Determine the number of lines below that contain the string "bottom", and state only that number.

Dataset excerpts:
************

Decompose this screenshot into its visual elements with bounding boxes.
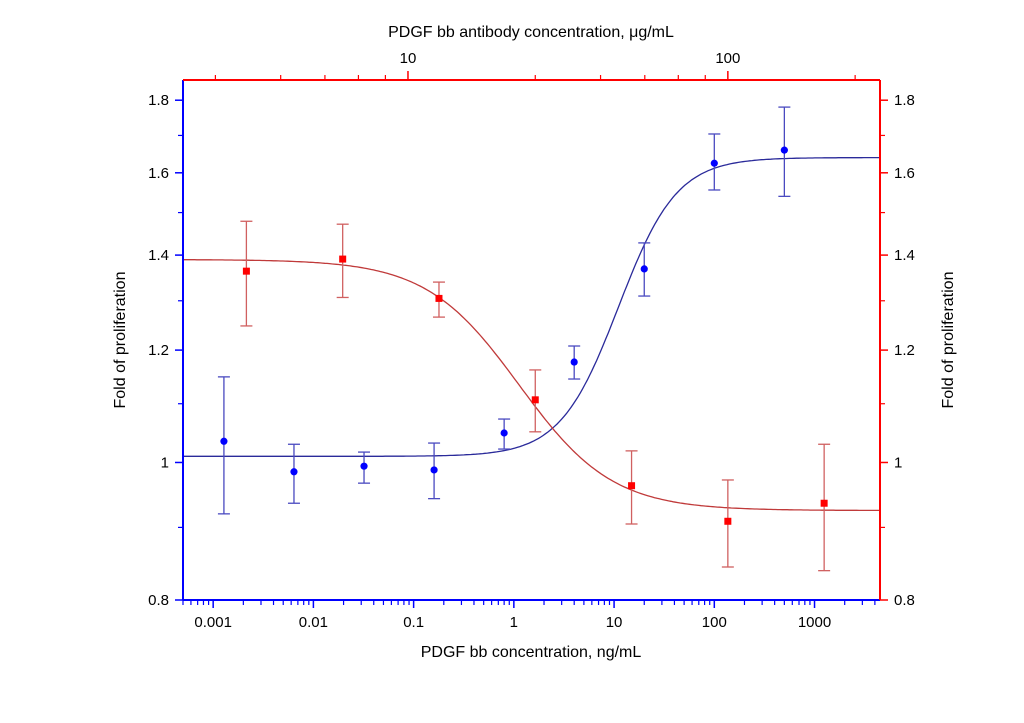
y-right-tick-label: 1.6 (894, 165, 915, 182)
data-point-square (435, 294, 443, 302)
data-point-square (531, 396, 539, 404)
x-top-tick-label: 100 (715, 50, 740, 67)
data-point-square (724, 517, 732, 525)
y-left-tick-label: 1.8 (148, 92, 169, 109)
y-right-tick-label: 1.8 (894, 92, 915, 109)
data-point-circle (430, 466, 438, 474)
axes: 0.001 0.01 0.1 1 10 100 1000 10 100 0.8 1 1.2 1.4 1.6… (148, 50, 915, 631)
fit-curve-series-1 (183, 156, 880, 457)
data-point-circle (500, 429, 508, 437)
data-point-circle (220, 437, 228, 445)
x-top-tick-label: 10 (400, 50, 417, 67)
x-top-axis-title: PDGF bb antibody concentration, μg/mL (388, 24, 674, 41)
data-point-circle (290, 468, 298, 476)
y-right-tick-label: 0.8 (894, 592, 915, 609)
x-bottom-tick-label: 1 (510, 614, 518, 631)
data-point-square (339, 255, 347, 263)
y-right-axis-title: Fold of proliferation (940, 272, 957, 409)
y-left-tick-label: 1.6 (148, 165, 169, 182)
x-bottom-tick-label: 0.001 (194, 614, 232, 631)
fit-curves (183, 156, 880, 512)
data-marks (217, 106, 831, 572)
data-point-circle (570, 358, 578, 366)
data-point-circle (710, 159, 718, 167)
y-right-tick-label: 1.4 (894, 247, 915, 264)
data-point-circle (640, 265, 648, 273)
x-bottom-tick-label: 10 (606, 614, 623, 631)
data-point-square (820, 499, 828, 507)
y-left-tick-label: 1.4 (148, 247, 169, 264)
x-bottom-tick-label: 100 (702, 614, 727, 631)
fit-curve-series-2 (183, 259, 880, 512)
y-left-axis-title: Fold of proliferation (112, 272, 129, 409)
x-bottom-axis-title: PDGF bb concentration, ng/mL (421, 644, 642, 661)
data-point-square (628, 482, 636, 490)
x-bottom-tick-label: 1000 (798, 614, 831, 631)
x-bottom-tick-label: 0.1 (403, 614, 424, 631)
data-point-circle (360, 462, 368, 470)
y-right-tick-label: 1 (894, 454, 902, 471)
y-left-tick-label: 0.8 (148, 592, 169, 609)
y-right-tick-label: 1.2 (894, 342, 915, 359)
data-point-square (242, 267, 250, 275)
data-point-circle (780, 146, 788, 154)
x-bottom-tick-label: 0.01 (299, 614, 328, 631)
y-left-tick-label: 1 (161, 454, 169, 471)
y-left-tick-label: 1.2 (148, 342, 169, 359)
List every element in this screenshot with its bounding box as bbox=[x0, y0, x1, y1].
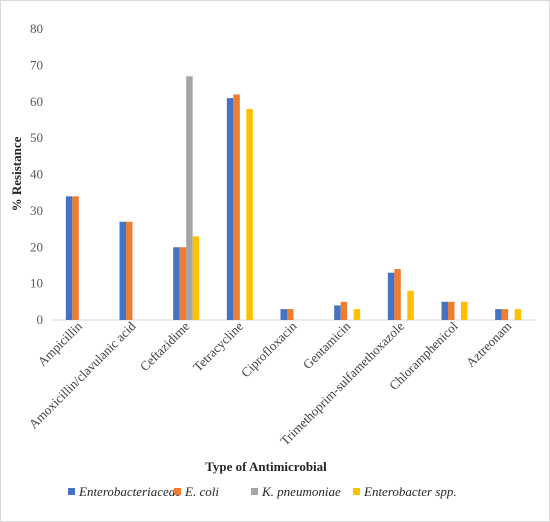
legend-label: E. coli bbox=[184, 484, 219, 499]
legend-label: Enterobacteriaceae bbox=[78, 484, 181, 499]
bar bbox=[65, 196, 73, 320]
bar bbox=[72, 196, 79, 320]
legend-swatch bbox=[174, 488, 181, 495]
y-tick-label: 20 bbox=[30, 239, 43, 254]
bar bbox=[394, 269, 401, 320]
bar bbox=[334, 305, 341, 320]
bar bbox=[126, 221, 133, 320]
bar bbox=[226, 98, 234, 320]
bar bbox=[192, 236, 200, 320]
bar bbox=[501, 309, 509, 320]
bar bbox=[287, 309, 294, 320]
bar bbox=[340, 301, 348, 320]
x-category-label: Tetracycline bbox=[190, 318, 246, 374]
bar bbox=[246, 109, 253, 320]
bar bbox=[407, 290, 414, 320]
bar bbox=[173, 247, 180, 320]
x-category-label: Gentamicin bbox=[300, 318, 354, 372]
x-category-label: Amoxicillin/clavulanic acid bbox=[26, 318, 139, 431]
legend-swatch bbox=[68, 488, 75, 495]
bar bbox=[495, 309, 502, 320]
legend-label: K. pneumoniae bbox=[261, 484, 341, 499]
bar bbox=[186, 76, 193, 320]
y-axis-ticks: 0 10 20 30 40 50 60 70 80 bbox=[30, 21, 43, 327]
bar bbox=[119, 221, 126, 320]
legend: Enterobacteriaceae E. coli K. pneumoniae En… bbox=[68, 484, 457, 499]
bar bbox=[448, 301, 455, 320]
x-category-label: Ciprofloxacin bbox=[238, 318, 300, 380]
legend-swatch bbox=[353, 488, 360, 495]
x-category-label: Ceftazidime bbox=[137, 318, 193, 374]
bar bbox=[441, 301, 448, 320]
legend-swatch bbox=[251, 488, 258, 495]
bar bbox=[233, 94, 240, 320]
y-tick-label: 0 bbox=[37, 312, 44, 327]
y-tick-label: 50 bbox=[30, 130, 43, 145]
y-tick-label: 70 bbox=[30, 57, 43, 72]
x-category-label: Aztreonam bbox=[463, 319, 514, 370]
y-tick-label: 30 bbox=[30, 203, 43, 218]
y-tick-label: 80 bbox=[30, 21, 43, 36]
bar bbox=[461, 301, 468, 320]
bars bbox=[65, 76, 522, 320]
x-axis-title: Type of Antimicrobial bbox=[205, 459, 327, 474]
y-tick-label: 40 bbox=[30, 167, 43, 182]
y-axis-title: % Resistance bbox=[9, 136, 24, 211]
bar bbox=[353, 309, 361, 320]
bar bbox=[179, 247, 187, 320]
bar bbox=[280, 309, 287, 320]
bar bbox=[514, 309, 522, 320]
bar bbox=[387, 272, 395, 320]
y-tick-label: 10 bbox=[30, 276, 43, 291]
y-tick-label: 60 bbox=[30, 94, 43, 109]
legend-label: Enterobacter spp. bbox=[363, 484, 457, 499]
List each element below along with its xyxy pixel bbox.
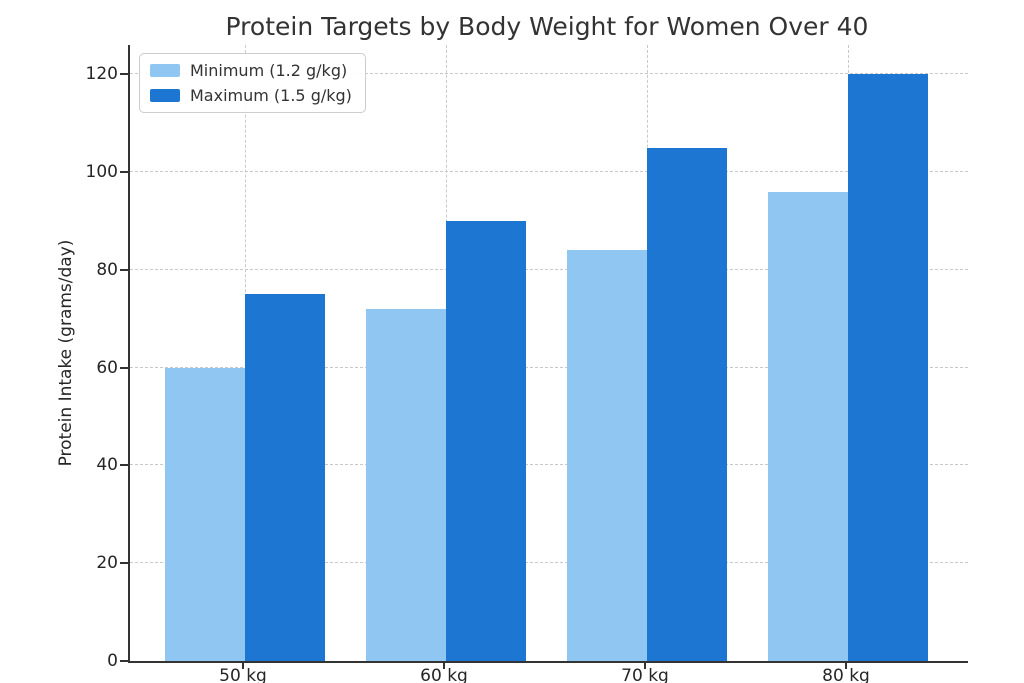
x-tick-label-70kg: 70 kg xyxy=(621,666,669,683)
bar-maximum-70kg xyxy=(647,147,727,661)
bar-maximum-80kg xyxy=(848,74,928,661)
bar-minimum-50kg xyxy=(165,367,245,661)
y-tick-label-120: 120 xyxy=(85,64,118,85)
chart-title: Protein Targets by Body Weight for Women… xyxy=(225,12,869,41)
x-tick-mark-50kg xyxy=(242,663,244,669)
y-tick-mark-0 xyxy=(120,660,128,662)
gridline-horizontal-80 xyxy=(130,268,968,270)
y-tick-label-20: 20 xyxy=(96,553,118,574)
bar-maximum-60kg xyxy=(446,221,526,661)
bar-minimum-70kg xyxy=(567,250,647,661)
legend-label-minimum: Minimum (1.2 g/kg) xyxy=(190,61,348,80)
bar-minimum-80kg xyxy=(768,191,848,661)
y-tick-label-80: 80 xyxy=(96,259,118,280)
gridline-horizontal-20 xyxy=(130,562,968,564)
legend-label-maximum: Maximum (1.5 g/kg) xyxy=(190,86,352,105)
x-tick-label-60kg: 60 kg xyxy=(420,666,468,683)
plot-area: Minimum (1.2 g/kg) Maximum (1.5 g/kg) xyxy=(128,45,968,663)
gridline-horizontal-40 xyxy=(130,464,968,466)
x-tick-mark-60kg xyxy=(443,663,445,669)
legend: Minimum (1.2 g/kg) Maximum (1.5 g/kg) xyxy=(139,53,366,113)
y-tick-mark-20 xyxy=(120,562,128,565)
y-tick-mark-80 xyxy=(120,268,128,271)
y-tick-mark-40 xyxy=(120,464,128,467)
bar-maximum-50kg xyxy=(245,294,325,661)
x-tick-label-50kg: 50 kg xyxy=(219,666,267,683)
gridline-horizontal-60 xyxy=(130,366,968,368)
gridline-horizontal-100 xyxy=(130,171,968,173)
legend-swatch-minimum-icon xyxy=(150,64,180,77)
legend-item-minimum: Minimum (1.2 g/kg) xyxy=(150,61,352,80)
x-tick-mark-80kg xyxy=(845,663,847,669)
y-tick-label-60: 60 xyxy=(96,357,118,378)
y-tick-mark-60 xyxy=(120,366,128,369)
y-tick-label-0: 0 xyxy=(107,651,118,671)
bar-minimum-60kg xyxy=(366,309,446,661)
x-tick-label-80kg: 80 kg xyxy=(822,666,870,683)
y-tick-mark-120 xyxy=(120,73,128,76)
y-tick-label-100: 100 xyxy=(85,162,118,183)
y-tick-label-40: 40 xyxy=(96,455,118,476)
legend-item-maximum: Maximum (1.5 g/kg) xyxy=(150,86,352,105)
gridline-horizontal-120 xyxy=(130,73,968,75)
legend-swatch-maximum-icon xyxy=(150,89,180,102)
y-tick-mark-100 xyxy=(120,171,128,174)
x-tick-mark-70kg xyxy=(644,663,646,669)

************

Answer section — 8